TEXT EXCERPT Block Start

But now to the critical mistake running through all of this: determinism and predictability are very different things. Even if chaoticism is unpredictable, it is still deterministic. The difference can be framed a lot of ways. One is that determinism allows you to explain why something happened, whereas predictability allows you to say what happens next. Another way is the woolly-haired contrast between ontology and epistemology; the former is about what is going on, an issue of determinism, while the latter is about what is knowable, an issue of predictability. Another is the difference between “determined” and “determinable” (giving rise to the heavy-duty title of one heavy-duty paper, “Determinism Is Ontic, Determinability Is Epistemic,” by philosopher Harald Atmanspacher).[9]
Experts tear their hair out over how fans of “chaoticism = free will” fail to make these distinctions. “There is a persistent confusion about determinism and predictability,” write physicists Sergio Caprara and Angelo Vulpiani. The first name–less philosopher G. M. K. Hunt of the University of Warwick writes, “In a world where perfectly accurate measurement is impossible, classical physical determinism does not entail epistemic determinism.” The same thought comes from philosopher Mark Stone: “Chaotic systems, even though they are deterministic, are not predictable [they are not epistemically deterministic]. . . . To say that chaotic systems are unpredictable is not to say that science cannot explain them.” Philosophers Vadim Batitsky and Zoltan Domotor, in their wonderfully titled paper, “When Good Theories Make Bad Predictions,” describe chaotic systems as “deterministically unpredictable.”[10]
Here’s a way to think about this extremely important point. I just went back to that fantastic pattern in the last chapter, on page 138, and estimated that it is around 250 rows long and 400 columns wide. This means that the figure consists of about 100,000 boxes, each now either open or filled. Get a hefty piece of graph paper, copy the row 1 starting state from the figure, and then spend the next year sleeplessly applying rule 22 to each successive row, filling in the 100,000 boxes with your #2 pencil. And you will have generated the same exact pattern as in the figure. Take a deep breath and do it a second time, same outcome. Have a trained dolphin with an extraordinary capacity for repetition go at it, same result. Row eleventy-three would not be what it is because at row eleventy-two, you or the dolphin just happened to choose to let the open-or-filled split in the road depend on the spirit moving you or on what you think Greta Thunberg would do. That pattern was the outcome of a completely deterministic system consisting of the eight instructions comprising rule 22. At none of the 100,000 junctures could a different outcome have resulted (unless a random mistake occurred; as we’ll see in chapter 10, constructing an edifice of free will on random hiccups is quite iffy). Just as the search for an uncaused neuron will prove fruitless, likewise for an uncaused box.
Let’s frame this in the context of human behavior. It’s 1922, and you’re presented with a hundred young adults destined to live conventional lives. You’re told that in about forty years, one of the hundred is going to diverge from that picture, becoming impulsive and socially inappropriate to a criminal extent. Here are blood samples from each of those people, check them out. And there’s no way to predict which person is above chance levels.

TEXT EXCERPT Block End

> **WORK TASK 1**
In the passage on determinism and predictability, about how many boxes make up the pattern estimated from page 138?
> **WORK TASK 2**
From the passage on determinism and predictability, quote the part that opens with the words containing "Let’s frame this" and closes with "above chance levels.".

DATA RECORDS Block Start

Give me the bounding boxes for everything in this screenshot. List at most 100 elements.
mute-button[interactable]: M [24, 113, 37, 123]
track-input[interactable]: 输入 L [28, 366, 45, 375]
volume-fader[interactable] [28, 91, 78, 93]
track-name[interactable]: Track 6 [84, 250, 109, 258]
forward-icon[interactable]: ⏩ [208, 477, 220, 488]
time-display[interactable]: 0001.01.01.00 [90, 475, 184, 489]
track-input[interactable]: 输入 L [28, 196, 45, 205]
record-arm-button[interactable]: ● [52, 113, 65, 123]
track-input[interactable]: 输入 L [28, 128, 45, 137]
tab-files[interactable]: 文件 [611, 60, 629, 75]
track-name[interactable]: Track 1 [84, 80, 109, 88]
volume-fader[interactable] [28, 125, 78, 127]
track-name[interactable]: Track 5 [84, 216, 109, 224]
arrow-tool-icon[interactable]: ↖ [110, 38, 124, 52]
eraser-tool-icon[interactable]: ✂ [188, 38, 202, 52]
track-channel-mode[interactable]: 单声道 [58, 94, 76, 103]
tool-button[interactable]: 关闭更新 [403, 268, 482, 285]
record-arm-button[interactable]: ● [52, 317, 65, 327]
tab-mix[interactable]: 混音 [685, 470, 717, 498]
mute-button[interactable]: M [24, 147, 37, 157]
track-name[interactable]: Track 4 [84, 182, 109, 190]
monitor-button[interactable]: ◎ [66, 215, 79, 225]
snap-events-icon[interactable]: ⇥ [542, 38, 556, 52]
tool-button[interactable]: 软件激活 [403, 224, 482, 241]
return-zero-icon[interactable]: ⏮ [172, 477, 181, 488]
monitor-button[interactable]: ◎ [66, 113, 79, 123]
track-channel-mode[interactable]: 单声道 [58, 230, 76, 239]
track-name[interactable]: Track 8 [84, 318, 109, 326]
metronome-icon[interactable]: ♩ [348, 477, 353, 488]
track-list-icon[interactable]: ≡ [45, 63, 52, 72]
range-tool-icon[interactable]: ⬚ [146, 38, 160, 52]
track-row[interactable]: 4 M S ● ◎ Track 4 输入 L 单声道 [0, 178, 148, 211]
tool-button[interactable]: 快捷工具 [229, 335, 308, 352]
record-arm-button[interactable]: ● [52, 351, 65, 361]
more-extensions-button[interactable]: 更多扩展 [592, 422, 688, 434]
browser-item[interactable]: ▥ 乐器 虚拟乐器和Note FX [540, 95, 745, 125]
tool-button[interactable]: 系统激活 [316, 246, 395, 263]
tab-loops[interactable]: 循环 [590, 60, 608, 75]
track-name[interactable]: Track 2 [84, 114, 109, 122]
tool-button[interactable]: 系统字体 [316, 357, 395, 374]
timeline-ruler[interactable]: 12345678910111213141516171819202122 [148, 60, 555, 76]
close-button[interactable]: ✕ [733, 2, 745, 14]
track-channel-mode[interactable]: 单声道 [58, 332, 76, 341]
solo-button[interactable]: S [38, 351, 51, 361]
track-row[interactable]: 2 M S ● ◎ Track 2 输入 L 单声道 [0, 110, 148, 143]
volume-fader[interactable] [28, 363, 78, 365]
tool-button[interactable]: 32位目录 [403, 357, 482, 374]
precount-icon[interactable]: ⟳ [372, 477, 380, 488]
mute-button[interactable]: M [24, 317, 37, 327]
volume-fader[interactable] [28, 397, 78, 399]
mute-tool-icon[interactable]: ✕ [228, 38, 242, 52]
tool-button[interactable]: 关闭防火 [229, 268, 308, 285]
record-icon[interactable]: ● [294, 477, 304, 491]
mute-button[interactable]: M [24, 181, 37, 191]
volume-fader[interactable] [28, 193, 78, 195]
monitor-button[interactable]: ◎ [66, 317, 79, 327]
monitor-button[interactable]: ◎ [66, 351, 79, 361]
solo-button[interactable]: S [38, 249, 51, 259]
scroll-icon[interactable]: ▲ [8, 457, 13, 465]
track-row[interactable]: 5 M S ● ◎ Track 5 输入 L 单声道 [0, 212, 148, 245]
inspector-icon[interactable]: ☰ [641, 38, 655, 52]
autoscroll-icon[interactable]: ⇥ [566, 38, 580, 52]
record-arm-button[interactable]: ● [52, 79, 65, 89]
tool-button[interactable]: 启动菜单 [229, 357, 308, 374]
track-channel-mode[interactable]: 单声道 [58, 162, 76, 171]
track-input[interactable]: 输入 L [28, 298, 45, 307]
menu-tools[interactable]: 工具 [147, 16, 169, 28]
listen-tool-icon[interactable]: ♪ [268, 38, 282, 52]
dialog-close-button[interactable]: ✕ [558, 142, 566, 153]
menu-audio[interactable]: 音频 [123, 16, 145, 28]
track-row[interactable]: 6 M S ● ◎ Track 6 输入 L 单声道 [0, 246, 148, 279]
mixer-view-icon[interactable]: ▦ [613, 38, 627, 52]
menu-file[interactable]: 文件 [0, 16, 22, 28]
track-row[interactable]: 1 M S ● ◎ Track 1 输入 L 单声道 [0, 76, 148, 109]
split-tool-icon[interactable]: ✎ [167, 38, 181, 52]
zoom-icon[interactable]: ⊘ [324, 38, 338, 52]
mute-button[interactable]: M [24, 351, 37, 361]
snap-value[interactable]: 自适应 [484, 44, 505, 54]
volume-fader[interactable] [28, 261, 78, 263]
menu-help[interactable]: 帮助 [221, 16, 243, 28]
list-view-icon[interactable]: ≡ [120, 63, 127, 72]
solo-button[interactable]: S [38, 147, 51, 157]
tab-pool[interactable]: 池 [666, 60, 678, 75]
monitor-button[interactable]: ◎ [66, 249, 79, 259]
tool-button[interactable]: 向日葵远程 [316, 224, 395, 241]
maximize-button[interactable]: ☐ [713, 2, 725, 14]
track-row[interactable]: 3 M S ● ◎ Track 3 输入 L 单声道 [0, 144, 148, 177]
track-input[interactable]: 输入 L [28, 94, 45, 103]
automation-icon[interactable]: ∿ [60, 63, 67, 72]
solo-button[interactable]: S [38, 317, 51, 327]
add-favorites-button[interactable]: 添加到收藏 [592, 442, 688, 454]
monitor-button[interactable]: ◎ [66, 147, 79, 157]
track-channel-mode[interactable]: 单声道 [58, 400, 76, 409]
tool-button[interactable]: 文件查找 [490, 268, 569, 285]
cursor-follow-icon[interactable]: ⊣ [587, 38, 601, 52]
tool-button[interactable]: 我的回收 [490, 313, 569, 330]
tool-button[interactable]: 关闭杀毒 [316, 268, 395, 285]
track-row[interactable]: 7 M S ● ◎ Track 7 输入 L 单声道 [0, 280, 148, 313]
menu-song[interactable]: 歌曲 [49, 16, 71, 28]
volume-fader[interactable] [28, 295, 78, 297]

DATA RECORDS Block End

> **ANSWER SPACE 1**
About 100,000 boxes.

> **ANSWER SPACE 2**
Let’s frame this in the context of human behavior. It’s 1922, and you’re presented with a hundred young adults destined to live conventional lives. You’re told that in about forty years, one of the hundred is going to diverge from that picture, becoming impulsive and socially inappropriate to a criminal extent. Here are blood samples from each of those people, check them out. And there’s no way to predict which person is above chance levels.